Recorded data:
[start]

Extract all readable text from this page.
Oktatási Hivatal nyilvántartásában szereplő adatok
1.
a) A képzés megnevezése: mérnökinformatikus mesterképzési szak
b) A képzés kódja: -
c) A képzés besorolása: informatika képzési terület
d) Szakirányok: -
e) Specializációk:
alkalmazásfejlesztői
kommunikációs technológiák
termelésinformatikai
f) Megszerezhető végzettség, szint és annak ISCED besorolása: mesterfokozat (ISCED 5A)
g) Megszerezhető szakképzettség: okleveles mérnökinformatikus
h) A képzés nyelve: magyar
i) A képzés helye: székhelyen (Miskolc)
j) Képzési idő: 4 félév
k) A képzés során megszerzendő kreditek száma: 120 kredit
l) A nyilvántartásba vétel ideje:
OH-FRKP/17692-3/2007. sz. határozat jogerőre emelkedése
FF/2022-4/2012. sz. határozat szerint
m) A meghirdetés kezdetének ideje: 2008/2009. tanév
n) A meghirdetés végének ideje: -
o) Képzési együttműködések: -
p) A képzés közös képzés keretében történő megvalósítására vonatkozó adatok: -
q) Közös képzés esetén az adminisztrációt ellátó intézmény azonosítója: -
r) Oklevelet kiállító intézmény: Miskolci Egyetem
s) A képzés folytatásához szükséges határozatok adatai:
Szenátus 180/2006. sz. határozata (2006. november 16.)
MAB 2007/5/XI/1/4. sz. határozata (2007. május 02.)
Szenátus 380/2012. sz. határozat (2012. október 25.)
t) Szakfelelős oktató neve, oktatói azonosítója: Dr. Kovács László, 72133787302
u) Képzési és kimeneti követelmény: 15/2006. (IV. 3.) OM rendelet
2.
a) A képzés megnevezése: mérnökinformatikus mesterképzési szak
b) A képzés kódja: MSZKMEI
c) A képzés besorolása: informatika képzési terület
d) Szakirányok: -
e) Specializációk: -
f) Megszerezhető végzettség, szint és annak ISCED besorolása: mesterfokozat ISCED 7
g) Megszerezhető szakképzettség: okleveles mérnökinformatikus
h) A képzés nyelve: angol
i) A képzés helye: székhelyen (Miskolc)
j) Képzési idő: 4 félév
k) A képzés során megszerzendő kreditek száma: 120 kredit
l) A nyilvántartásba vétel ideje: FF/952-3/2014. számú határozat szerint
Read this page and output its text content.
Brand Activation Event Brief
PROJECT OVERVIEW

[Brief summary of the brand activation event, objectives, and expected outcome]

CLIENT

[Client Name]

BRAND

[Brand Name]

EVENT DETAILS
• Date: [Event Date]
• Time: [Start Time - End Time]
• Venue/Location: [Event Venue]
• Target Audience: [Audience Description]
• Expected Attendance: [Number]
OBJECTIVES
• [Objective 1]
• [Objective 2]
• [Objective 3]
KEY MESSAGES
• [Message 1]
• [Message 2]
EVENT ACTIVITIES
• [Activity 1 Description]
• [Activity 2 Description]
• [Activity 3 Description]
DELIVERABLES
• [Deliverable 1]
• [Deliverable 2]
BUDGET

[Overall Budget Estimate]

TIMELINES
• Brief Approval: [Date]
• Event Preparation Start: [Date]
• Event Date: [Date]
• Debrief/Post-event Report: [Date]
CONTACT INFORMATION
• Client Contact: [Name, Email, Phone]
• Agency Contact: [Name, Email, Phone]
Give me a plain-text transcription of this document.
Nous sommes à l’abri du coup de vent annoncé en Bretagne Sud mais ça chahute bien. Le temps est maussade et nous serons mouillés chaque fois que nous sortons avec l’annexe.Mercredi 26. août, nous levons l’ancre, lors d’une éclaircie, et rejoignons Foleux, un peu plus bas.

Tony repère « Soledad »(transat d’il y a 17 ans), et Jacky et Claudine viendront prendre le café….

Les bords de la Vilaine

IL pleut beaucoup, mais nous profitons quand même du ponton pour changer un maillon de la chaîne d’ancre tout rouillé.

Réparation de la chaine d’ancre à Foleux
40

[end]

REQUIREMENTS>
In the entries above, locate every line with the word "Szenátus" and copy it.

RESULT>
Szenátus 180/2006. sz. határozata (2006. november 16.)
Szenátus 380/2012. sz. határozat (2012. október 25.)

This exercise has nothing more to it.